* [The task]: Output a single figure: the number of lines in which the word "subtitle" appears.

* [Dataset records]:
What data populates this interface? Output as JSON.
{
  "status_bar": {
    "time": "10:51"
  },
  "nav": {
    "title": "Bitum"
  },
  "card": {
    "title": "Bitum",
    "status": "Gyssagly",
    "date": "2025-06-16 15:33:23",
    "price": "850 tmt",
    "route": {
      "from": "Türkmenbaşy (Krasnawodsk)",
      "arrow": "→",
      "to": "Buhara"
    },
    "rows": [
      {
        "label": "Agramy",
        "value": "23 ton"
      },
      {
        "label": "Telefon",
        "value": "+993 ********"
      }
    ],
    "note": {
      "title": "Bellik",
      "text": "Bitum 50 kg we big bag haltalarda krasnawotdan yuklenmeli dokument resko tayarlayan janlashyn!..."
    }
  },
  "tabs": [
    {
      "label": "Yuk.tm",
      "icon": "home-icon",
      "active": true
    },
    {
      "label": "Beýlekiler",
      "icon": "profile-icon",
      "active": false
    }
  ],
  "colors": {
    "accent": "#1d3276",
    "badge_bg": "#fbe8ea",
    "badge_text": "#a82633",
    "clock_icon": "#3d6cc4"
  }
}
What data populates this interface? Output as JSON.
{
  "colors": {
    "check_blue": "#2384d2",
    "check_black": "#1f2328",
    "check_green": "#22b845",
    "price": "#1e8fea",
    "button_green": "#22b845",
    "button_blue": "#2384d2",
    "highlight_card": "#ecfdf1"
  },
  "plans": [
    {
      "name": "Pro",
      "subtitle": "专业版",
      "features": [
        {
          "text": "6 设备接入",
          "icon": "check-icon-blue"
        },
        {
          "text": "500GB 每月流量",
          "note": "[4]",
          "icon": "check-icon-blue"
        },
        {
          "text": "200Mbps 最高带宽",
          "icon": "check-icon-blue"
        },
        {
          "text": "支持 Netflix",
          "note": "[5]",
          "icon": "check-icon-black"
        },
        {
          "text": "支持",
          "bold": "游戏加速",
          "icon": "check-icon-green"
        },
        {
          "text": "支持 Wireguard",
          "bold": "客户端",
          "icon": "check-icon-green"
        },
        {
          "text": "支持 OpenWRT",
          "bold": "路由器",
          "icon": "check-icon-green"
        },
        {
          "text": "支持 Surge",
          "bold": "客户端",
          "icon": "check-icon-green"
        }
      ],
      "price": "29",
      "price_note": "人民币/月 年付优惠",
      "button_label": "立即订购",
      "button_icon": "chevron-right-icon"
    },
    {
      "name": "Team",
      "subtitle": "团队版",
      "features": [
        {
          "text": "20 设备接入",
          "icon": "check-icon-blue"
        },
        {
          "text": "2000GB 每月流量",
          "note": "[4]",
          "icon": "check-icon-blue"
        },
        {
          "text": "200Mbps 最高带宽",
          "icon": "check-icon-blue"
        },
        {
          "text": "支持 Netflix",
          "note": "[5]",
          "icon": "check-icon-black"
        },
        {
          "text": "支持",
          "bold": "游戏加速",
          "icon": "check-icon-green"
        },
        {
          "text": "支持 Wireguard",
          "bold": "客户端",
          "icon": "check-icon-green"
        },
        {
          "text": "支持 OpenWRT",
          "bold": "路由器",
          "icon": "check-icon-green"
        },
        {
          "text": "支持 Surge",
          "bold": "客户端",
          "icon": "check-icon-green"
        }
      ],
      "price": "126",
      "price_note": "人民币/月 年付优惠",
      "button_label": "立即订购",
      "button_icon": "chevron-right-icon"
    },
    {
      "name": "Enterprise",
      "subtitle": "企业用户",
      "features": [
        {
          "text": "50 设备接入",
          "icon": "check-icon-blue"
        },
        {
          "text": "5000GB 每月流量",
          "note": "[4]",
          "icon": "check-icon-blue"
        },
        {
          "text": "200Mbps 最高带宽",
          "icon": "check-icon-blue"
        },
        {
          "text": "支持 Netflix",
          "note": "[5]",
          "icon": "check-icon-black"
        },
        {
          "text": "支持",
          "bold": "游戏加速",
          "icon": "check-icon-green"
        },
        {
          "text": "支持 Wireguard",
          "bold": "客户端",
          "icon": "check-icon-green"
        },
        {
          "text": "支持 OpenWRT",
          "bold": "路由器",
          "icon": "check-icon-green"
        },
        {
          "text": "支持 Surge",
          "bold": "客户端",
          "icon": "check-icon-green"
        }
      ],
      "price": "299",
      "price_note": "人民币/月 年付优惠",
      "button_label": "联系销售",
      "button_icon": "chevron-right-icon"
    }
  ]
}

* [Written answer]: 3